▶ _Exercise brief_: Retype each entry below exactly as it stands.
-- begin Information provided --
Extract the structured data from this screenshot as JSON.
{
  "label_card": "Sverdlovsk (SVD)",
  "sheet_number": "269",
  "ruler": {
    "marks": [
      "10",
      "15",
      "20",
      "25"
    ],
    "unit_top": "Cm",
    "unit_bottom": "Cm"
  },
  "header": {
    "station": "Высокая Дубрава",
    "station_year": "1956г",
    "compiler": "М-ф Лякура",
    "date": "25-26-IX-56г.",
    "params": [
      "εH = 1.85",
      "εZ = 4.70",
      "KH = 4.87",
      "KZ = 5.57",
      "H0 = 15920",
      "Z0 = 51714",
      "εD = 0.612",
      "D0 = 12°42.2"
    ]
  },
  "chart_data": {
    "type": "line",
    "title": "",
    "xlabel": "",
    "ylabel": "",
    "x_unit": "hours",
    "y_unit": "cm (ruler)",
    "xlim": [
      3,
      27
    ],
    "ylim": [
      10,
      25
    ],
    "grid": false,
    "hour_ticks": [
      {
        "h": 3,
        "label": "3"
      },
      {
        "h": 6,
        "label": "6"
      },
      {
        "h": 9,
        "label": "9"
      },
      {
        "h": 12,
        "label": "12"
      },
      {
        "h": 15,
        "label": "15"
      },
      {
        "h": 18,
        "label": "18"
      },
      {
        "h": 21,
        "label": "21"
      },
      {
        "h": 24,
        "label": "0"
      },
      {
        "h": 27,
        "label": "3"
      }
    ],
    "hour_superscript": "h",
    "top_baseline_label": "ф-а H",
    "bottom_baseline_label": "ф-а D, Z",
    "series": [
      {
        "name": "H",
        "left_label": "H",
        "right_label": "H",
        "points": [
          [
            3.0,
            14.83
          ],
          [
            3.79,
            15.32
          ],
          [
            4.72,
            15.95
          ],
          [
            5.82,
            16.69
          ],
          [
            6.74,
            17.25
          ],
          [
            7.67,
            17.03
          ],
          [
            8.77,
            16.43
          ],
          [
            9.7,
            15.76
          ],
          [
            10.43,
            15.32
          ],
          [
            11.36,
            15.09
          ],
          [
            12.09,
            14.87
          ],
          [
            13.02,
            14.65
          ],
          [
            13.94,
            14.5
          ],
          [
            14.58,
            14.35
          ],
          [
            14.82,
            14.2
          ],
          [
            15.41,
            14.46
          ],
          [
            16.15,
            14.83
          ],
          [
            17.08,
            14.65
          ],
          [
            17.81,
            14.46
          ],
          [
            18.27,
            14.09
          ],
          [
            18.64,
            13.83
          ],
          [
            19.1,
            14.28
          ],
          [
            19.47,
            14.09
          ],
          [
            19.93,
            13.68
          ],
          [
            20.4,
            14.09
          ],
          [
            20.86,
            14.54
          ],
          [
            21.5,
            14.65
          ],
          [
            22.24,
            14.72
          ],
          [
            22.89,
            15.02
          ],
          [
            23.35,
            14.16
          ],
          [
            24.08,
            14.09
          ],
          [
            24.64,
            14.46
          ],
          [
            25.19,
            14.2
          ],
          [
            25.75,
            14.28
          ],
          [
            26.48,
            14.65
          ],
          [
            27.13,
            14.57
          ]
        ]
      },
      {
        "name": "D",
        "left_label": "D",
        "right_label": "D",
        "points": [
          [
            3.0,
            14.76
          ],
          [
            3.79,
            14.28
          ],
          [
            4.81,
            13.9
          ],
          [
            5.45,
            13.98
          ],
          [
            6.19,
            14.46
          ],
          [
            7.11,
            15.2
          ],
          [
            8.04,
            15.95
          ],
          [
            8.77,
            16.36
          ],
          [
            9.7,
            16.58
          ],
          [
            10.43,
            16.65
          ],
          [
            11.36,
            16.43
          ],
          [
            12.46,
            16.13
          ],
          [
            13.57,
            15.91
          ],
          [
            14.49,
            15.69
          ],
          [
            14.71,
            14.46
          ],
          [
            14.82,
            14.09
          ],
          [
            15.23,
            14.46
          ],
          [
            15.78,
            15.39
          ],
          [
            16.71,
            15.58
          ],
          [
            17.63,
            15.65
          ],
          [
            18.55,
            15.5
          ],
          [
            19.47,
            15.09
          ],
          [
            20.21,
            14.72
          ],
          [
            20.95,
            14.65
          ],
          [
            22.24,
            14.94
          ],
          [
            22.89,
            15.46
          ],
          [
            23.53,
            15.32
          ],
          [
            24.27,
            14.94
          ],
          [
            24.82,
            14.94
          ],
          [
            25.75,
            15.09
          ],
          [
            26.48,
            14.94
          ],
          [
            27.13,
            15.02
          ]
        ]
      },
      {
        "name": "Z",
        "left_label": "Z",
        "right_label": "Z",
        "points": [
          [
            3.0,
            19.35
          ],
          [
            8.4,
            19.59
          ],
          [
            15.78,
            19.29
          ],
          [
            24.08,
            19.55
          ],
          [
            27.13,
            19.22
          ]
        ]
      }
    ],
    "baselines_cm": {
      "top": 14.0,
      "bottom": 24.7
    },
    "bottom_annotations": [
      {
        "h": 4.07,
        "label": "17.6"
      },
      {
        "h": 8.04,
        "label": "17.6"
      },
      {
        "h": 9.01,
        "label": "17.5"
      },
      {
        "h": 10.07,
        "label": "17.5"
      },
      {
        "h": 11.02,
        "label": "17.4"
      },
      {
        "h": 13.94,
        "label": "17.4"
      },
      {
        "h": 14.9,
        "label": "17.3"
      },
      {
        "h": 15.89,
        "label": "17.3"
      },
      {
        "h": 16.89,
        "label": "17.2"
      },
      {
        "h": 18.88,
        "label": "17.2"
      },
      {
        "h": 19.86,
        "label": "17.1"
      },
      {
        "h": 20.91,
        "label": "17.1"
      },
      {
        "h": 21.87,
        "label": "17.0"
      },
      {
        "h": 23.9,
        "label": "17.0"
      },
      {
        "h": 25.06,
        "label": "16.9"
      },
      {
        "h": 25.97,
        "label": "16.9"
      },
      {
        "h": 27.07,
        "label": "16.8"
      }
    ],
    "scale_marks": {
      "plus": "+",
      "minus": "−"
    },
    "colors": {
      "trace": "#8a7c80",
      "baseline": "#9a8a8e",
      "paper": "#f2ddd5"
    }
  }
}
-- end Information provided --
▶ _Written reply_:
Extract the structured data from this screenshot as JSON.
{
  "label_card": "Sverdlovsk (SVD)",
  "sheet_number": "269",
  "ruler": {
    "marks": [
      "10",
      "15",
      "20",
      "25"
    ],
    "unit_top": "Cm",
    "unit_bottom": "Cm"
  },
  "header": {
    "station": "Высокая Дубрава",
    "station_year": "1956г",
    "compiler": "М-ф Лякура",
    "date": "25-26-IX-56г.",
    "params": [
      "εH = 1.85",
      "εZ = 4.70",
      "KH = 4.87",
      "KZ = 5.57",
      "H0 = 15920",
      "Z0 = 51714",
      "εD = 0.612",
      "D0 = 12°42.2"
    ]
  },
  "chart_data": {
    "type": "line",
    "title": "",
    "xlabel": "",
    "ylabel": "",
    "x_unit": "hours",
    "y_unit": "cm (ruler)",
    "xlim": [
      3,
      27
    ],
    "ylim": [
      10,
      25
    ],
    "grid": false,
    "hour_ticks": [
      {
        "h": 3,
        "label": "3"
      },
      {
        "h": 6,
        "label": "6"
      },
      {
        "h": 9,
        "label": "9"
      },
      {
        "h": 12,
        "label": "12"
      },
      {
        "h": 15,
        "label": "15"
      },
      {
        "h": 18,
        "label": "18"
      },
      {
        "h": 21,
        "label": "21"
      },
      {
        "h": 24,
        "label": "0"
      },
      {
        "h": 27,
        "label": "3"
      }
    ],
    "hour_superscript": "h",
    "top_baseline_label": "ф-а H",
    "bottom_baseline_label": "ф-а D, Z",
    "series": [
      {
        "name": "H",
        "left_label": "H",
        "right_label": "H",
        "points": [
          [
            3.0,
            14.83
          ],
          [
            3.79,
            15.32
          ],
          [
            4.72,
            15.95
          ],
          [
            5.82,
            16.69
          ],
          [
            6.74,
            17.25
          ],
          [
            7.67,
            17.03
          ],
          [
            8.77,
            16.43
          ],
          [
            9.7,
            15.76
          ],
          [
            10.43,
            15.32
          ],
          [
            11.36,
            15.09
          ],
          [
            12.09,
            14.87
          ],
          [
            13.02,
            14.65
          ],
          [
            13.94,
            14.5
          ],
          [
            14.58,
            14.35
          ],
          [
            14.82,
            14.2
          ],
          [
            15.41,
            14.46
          ],
          [
            16.15,
            14.83
          ],
          [
            17.08,
            14.65
          ],
          [
            17.81,
            14.46
          ],
          [
            18.27,
            14.09
          ],
          [
            18.64,
            13.83
          ],
          [
            19.1,
            14.28
          ],
          [
            19.47,
            14.09
          ],
          [
            19.93,
            13.68
          ],
          [
            20.4,
            14.09
          ],
          [
            20.86,
            14.54
          ],
          [
            21.5,
            14.65
          ],
          [
            22.24,
            14.72
          ],
          [
            22.89,
            15.02
          ],
          [
            23.35,
            14.16
          ],
          [
            24.08,
            14.09
          ],
          [
            24.64,
            14.46
          ],
          [
            25.19,
            14.2
          ],
          [
            25.75,
            14.28
          ],
          [
            26.48,
            14.65
          ],
          [
            27.13,
            14.57
          ]
        ]
      },
      {
        "name": "D",
        "left_label": "D",
        "right_label": "D",
        "points": [
          [
            3.0,
            14.76
          ],
          [
            3.79,
            14.28
          ],
          [
            4.81,
            13.9
          ],
          [
            5.45,
            13.98
          ],
          [
            6.19,
            14.46
          ],
          [
            7.11,
            15.2
          ],
          [
            8.04,
            15.95
          ],
          [
            8.77,
            16.36
          ],
          [
            9.7,
            16.58
          ],
          [
            10.43,
            16.65
          ],
          [
            11.36,
            16.43
          ],
          [
            12.46,
            16.13
          ],
          [
            13.57,
            15.91
          ],
          [
            14.49,
            15.69
          ],
          [
            14.71,
            14.46
          ],
          [
            14.82,
            14.09
          ],
          [
            15.23,
            14.46
          ],
          [
            15.78,
            15.39
          ],
          [
            16.71,
            15.58
          ],
          [
            17.63,
            15.65
          ],
          [
            18.55,
            15.5
          ],
          [
            19.47,
            15.09
          ],
          [
            20.21,
            14.72
          ],
          [
            20.95,
            14.65
          ],
          [
            22.24,
            14.94
          ],
          [
            22.89,
            15.46
          ],
          [
            23.53,
            15.32
          ],
          [
            24.27,
            14.94
          ],
          [
            24.82,
            14.94
          ],
          [
            25.75,
            15.09
          ],
          [
            26.48,
            14.94
          ],
          [
            27.13,
            15.02
          ]
        ]
      },
      {
        "name": "Z",
        "left_label": "Z",
        "right_label": "Z",
        "points": [
          [
            3.0,
            19.35
          ],
          [
            8.4,
            19.59
          ],
          [
            15.78,
            19.29
          ],
          [
            24.08,
            19.55
          ],
          [
            27.13,
            19.22
          ]
        ]
      }
    ],
    "baselines_cm": {
      "top": 14.0,
      "bottom": 24.7
    },
    "bottom_annotations": [
      {
        "h": 4.07,
        "label": "17.6"
      },
      {
        "h": 8.04,
        "label": "17.6"
      },
      {
        "h": 9.01,
        "label": "17.5"
      },
      {
        "h": 10.07,
        "label": "17.5"
      },
      {
        "h": 11.02,
        "label": "17.4"
      },
      {
        "h": 13.94,
        "label": "17.4"
      },
      {
        "h": 14.9,
        "label": "17.3"
      },
      {
        "h": 15.89,
        "label": "17.3"
      },
      {
        "h": 16.89,
        "label": "17.2"
      },
      {
        "h": 18.88,
        "label": "17.2"
      },
      {
        "h": 19.86,
        "label": "17.1"
      },
      {
        "h": 20.91,
        "label": "17.1"
      },
      {
        "h": 21.87,
        "label": "17.0"
      },
      {
        "h": 23.9,
        "label": "17.0"
      },
      {
        "h": 25.06,
        "label": "16.9"
      },
      {
        "h": 25.97,
        "label": "16.9"
      },
      {
        "h": 27.07,
        "label": "16.8"
      }
    ],
    "scale_marks": {
      "plus": "+",
      "minus": "−"
    },
    "colors": {
      "trace": "#8a7c80",
      "baseline": "#9a8a8e",
      "paper": "#f2ddd5"
    }
  }
}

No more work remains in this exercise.